## SUPPLIED RECORDS
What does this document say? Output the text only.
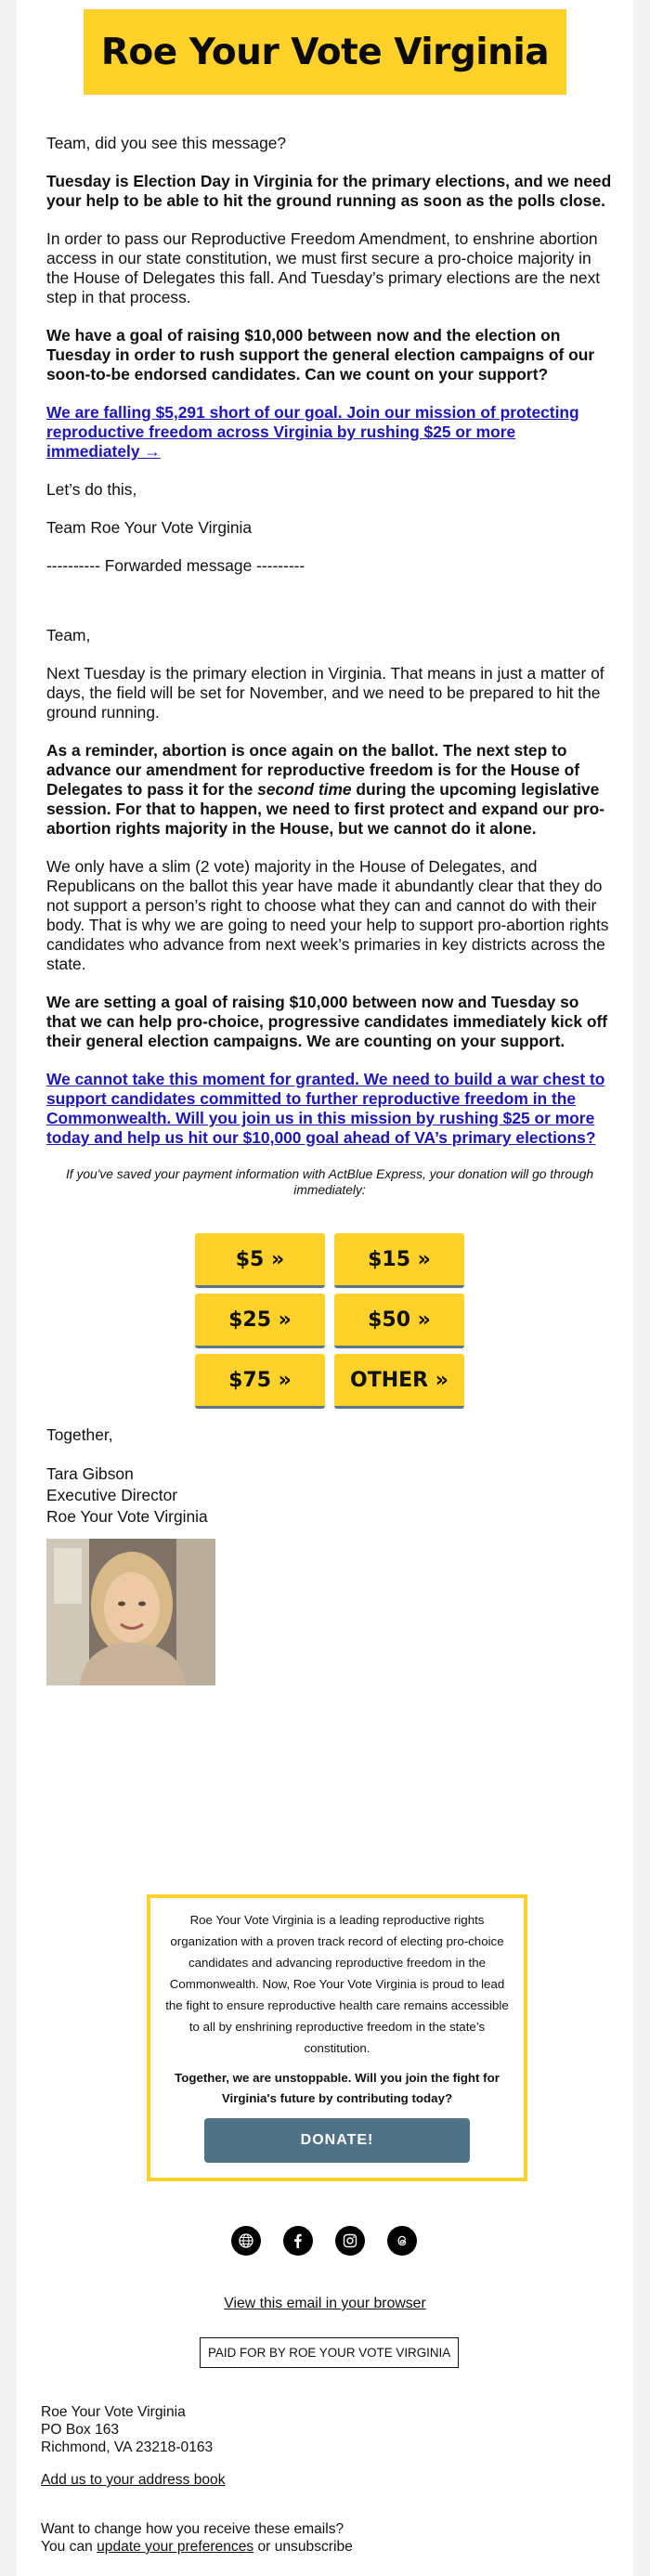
Roe Your Vote Virginia

Team, did you see this message?

Tuesday is Election Day in Virginia for the primary elections, and we need your help to be able to hit the ground running as soon as the polls close.

In order to pass our Reproductive Freedom Amendment, to enshrine abortion access in our state constitution, we must first secure a pro-choice majority in the House of Delegates this fall. And Tuesday’s primary elections are the next step in that process.

We have a goal of raising $10,000 between now and the election on Tuesday in order to rush support the general election campaigns of our soon-to-be endorsed candidates. Can we count on your support?

We are falling $5,291 short of our goal. Join our mission of protecting reproductive freedom across Virginia by rushing $25 or more immediately →

Let’s do this,

Team Roe Your Vote Virginia

---------- Forwarded message ---------

Team,

Next Tuesday is the primary election in Virginia. That means in just a matter of days, the field will be set for November, and we need to be prepared to hit the ground running.

As a reminder, abortion is once again on the ballot. The next step to advance our amendment for reproductive freedom is for the House of Delegates to pass it for the second time during the upcoming legislative session. For that to happen, we need to first protect and expand our pro-abortion rights majority in the House, but we cannot do it alone.

We only have a slim (2 vote) majority in the House of Delegates, and Republicans on the ballot this year have made it abundantly clear that they do not support a person’s right to choose what they can and cannot do with their body. That is why we are going to need your help to support pro-abortion rights candidates who advance from next week’s primaries in key districts across the state.

We are setting a goal of raising $10,000 between now and Tuesday so that we can help pro-choice, progressive candidates immediately kick off their general election campaigns. We are counting on your support.

We cannot take this moment for granted. We need to build a war chest to support candidates committed to further reproductive freedom in the Commonwealth. Will you join us in this mission by rushing $25 or more today and help us hit our $10,000 goal ahead of VA’s primary elections?

If you've saved your payment information with ActBlue Express, your donation will go through immediately:

$5 »	$15 »
$25 »	$50 »
$75 »	OTHER »

Together,

Tara Gibson
Executive Director
Roe Your Vote Virginia

Roe Your Vote Virginia is a leading reproductive rights organization with a proven track record of electing pro-choice candidates and advancing reproductive freedom in the Commonwealth. Now, Roe Your Vote Virginia is proud to lead the fight to ensure reproductive health care remains accessible to all by enshrining reproductive freedom in the state’s constitution.

Together, we are unstoppable. Will you join the fight for Virginia's future by contributing today?

DONATE!
View this email in your browser
PAID FOR BY ROE YOUR VOTE VIRGINIA
Roe Your Vote Virginia
PO Box 163
Richmond, VA 23218-0163
Add us to your address book
Want to change how you receive these emails?
You can update your preferences or unsubscribe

## TASK TO COMPLETE
Copy every line that contains the string "more".

## TASK RESULT
We are falling $5,291 short of our goal. Join our mission of protecting reproductive freedom across Virginia by rushing $25 or more immediately →
We cannot take this moment for granted. We need to build a war chest to support candidates committed to further reproductive freedom in the Commonwealth. Will you join us in this mission by rushing $25 or more today and help us hit our $10,000 goal ahead of VA’s primary elections?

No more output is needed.